Structured figure records:
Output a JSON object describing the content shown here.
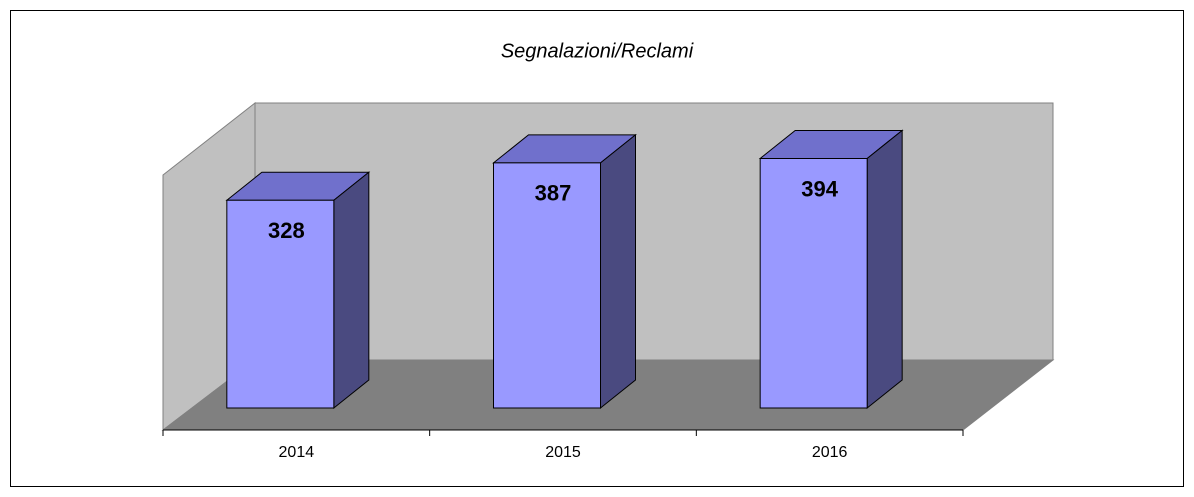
{
  "chart_data": {
    "type": "bar",
    "title": "Segnalazioni/Reclami",
    "categories": [
      "2014",
      "2015",
      "2016"
    ],
    "values": [
      328,
      387,
      394
    ],
    "color": "#9999ff",
    "ylim": [
      0,
      450
    ]
  }
}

• **PROBLEM DESCRIPTION**: Repeat each record exactly as shown above, dropping all images.

• **OUTPUT FOR THIS TASK**:
Output a JSON object describing the content shown here.
{
  "chart_data": {
    "type": "bar",
    "title": "Segnalazioni/Reclami",
    "categories": [
      "2014",
      "2015",
      "2016"
    ],
    "values": [
      328,
      387,
      394
    ],
    "color": "#9999ff",
    "ylim": [
      0,
      450
    ]
  }
}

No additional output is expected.